>> Begin

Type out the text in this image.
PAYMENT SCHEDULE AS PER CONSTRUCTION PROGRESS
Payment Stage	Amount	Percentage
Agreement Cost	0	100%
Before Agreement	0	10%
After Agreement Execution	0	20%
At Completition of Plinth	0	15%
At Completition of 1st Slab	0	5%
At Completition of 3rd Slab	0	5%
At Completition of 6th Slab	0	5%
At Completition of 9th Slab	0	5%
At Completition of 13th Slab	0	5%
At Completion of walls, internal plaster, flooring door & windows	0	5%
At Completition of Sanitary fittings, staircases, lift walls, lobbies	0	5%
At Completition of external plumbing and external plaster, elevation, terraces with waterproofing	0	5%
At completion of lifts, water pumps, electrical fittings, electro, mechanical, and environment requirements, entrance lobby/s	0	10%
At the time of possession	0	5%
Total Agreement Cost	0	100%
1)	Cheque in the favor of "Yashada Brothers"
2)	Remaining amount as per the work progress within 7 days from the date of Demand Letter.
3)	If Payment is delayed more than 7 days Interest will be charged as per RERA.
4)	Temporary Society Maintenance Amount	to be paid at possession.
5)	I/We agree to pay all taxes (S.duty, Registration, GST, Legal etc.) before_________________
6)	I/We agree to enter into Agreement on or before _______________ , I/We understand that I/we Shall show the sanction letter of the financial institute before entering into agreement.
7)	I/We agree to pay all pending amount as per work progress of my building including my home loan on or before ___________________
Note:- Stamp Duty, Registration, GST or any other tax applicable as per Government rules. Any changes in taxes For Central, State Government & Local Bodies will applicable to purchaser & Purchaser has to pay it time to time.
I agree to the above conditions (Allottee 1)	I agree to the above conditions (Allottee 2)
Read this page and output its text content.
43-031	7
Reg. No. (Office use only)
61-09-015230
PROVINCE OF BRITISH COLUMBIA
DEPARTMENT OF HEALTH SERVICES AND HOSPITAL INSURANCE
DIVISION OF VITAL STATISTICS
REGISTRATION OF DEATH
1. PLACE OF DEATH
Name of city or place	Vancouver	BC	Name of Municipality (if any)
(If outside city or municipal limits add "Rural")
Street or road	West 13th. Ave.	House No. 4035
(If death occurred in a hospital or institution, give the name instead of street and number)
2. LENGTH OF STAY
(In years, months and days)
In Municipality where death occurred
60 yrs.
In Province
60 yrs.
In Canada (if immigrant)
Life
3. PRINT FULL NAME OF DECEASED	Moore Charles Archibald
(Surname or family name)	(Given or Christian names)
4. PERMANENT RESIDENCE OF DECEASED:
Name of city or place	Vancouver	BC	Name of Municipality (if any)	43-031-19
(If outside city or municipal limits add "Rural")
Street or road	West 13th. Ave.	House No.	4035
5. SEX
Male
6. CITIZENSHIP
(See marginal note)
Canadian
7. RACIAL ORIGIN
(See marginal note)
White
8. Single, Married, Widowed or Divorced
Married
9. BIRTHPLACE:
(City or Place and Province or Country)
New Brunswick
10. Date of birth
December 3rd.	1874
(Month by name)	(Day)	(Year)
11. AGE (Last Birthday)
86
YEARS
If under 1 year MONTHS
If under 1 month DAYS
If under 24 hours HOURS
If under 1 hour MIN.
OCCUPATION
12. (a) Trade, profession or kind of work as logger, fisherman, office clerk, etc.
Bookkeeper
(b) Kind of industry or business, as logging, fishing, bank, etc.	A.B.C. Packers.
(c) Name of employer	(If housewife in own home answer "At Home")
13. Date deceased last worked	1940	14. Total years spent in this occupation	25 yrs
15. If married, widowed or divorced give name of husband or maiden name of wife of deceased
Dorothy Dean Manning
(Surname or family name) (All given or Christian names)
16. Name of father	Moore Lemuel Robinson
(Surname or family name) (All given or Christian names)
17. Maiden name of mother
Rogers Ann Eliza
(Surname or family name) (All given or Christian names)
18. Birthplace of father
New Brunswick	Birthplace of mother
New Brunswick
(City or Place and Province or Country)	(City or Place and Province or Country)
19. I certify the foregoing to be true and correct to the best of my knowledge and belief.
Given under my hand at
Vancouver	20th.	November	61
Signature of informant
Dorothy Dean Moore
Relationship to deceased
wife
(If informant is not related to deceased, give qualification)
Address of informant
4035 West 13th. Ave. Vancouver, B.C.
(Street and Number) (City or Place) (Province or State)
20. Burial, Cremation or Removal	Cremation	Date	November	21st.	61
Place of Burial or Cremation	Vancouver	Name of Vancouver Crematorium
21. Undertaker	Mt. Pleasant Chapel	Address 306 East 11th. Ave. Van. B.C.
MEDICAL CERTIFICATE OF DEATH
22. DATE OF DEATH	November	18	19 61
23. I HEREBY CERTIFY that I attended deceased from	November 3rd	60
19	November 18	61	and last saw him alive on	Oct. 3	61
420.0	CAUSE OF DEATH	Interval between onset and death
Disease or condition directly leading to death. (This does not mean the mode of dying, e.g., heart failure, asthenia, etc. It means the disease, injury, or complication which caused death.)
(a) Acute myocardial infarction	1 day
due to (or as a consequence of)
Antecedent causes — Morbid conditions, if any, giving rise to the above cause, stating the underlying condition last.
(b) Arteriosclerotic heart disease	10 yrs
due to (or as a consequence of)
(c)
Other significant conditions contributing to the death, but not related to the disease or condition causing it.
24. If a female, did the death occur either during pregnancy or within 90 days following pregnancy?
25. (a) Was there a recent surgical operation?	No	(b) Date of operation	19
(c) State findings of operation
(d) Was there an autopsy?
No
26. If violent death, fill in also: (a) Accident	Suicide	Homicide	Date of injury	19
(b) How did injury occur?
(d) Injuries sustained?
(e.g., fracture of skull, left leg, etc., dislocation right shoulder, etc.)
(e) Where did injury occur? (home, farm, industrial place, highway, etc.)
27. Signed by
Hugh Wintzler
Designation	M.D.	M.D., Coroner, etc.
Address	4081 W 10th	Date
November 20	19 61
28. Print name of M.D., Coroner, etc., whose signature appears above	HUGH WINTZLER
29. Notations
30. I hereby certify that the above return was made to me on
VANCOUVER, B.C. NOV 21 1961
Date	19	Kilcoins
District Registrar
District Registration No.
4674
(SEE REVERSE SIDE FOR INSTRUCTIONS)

>> End

▸ Stated exercise:
Take the lines above and print them exactly.

▸ Answer to this task:
Type out the text in this image.
PAYMENT SCHEDULE AS PER CONSTRUCTION PROGRESS
Payment Stage	Amount	Percentage
Agreement Cost	0	100%
Before Agreement	0	10%
After Agreement Execution	0	20%
At Completition of Plinth	0	15%
At Completition of 1st Slab	0	5%
At Completition of 3rd Slab	0	5%
At Completition of 6th Slab	0	5%
At Completition of 9th Slab	0	5%
At Completition of 13th Slab	0	5%
At Completion of walls, internal plaster, flooring door & windows	0	5%
At Completition of Sanitary fittings, staircases, lift walls, lobbies	0	5%
At Completition of external plumbing and external plaster, elevation, terraces with waterproofing	0	5%
At completion of lifts, water pumps, electrical fittings, electro, mechanical, and environment requirements, entrance lobby/s	0	10%
At the time of possession	0	5%
Total Agreement Cost	0	100%
1)	Cheque in the favor of "Yashada Brothers"
2)	Remaining amount as per the work progress within 7 days from the date of Demand Letter.
3)	If Payment is delayed more than 7 days Interest will be charged as per RERA.
4)	Temporary Society Maintenance Amount	to be paid at possession.
5)	I/We agree to pay all taxes (S.duty, Registration, GST, Legal etc.) before_________________
6)	I/We agree to enter into Agreement on or before _______________ , I/We understand that I/we Shall show the sanction letter of the financial institute before entering into agreement.
7)	I/We agree to pay all pending amount as per work progress of my building including my home loan on or before ___________________
Note:- Stamp Duty, Registration, GST or any other tax applicable as per Government rules. Any changes in taxes For Central, State Government & Local Bodies will applicable to purchaser & Purchaser has to pay it time to time.
I agree to the above conditions (Allottee 1)	I agree to the above conditions (Allottee 2)
Read this page and output its text content.
43-031	7
Reg. No. (Office use only)
61-09-015230
PROVINCE OF BRITISH COLUMBIA
DEPARTMENT OF HEALTH SERVICES AND HOSPITAL INSURANCE
DIVISION OF VITAL STATISTICS
REGISTRATION OF DEATH
1. PLACE OF DEATH
Name of city or place	Vancouver	BC	Name of Municipality (if any)
(If outside city or municipal limits add "Rural")
Street or road	West 13th. Ave.	House No. 4035
(If death occurred in a hospital or institution, give the name instead of street and number)
2. LENGTH OF STAY
(In years, months and days)
In Municipality where death occurred
60 yrs.
In Province
60 yrs.
In Canada (if immigrant)
Life
3. PRINT FULL NAME OF DECEASED	Moore Charles Archibald
(Surname or family name)	(Given or Christian names)
4. PERMANENT RESIDENCE OF DECEASED:
Name of city or place	Vancouver	BC	Name of Municipality (if any)	43-031-19
(If outside city or municipal limits add "Rural")
Street or road	West 13th. Ave.	House No.	4035
5. SEX
Male
6. CITIZENSHIP
(See marginal note)
Canadian
7. RACIAL ORIGIN
(See marginal note)
White
8. Single, Married, Widowed or Divorced
Married
9. BIRTHPLACE:
(City or Place and Province or Country)
New Brunswick
10. Date of birth
December 3rd.	1874
(Month by name)	(Day)	(Year)
11. AGE (Last Birthday)
86
YEARS
If under 1 year MONTHS
If under 1 month DAYS
If under 24 hours HOURS
If under 1 hour MIN.
OCCUPATION
12. (a) Trade, profession or kind of work as logger, fisherman, office clerk, etc.
Bookkeeper
(b) Kind of industry or business, as logging, fishing, bank, etc.	A.B.C. Packers.
(c) Name of employer	(If housewife in own home answer "At Home")
13. Date deceased last worked	1940	14. Total years spent in this occupation	25 yrs
15. If married, widowed or divorced give name of husband or maiden name of wife of deceased
Dorothy Dean Manning
(Surname or family name) (All given or Christian names)
16. Name of father	Moore Lemuel Robinson
(Surname or family name) (All given or Christian names)
17. Maiden name of mother
Rogers Ann Eliza
(Surname or family name) (All given or Christian names)
18. Birthplace of father
New Brunswick	Birthplace of mother
New Brunswick
(City or Place and Province or Country)	(City or Place and Province or Country)
19. I certify the foregoing to be true and correct to the best of my knowledge and belief.
Given under my hand at
Vancouver	20th.	November	61
Signature of informant
Dorothy Dean Moore
Relationship to deceased
wife
(If informant is not related to deceased, give qualification)
Address of informant
4035 West 13th. Ave. Vancouver, B.C.
(Street and Number) (City or Place) (Province or State)
20. Burial, Cremation or Removal	Cremation	Date	November	21st.	61
Place of Burial or Cremation	Vancouver	Name of Vancouver Crematorium
21. Undertaker	Mt. Pleasant Chapel	Address 306 East 11th. Ave. Van. B.C.
MEDICAL CERTIFICATE OF DEATH
22. DATE OF DEATH	November	18	19 61
23. I HEREBY CERTIFY that I attended deceased from	November 3rd	60
19	November 18	61	and last saw him alive on	Oct. 3	61
420.0	CAUSE OF DEATH	Interval between onset and death
Disease or condition directly leading to death. (This does not mean the mode of dying, e.g., heart failure, asthenia, etc. It means the disease, injury, or complication which caused death.)
(a) Acute myocardial infarction	1 day
due to (or as a consequence of)
Antecedent causes — Morbid conditions, if any, giving rise to the above cause, stating the underlying condition last.
(b) Arteriosclerotic heart disease	10 yrs
due to (or as a consequence of)
(c)
Other significant conditions contributing to the death, but not related to the disease or condition causing it.
24. If a female, did the death occur either during pregnancy or within 90 days following pregnancy?
25. (a) Was there a recent surgical operation?	No	(b) Date of operation	19
(c) State findings of operation
(d) Was there an autopsy?
No
26. If violent death, fill in also: (a) Accident	Suicide	Homicide	Date of injury	19
(b) How did injury occur?
(d) Injuries sustained?
(e.g., fracture of skull, left leg, etc., dislocation right shoulder, etc.)
(e) Where did injury occur? (home, farm, industrial place, highway, etc.)
27. Signed by
Hugh Wintzler
Designation	M.D.	M.D., Coroner, etc.
Address	4081 W 10th	Date
November 20	19 61
28. Print name of M.D., Coroner, etc., whose signature appears above	HUGH WINTZLER
29. Notations
30. I hereby certify that the above return was made to me on
VANCOUVER, B.C. NOV 21 1961
Date	19	Kilcoins
District Registrar
District Registration No.
4674
(SEE REVERSE SIDE FOR INSTRUCTIONS)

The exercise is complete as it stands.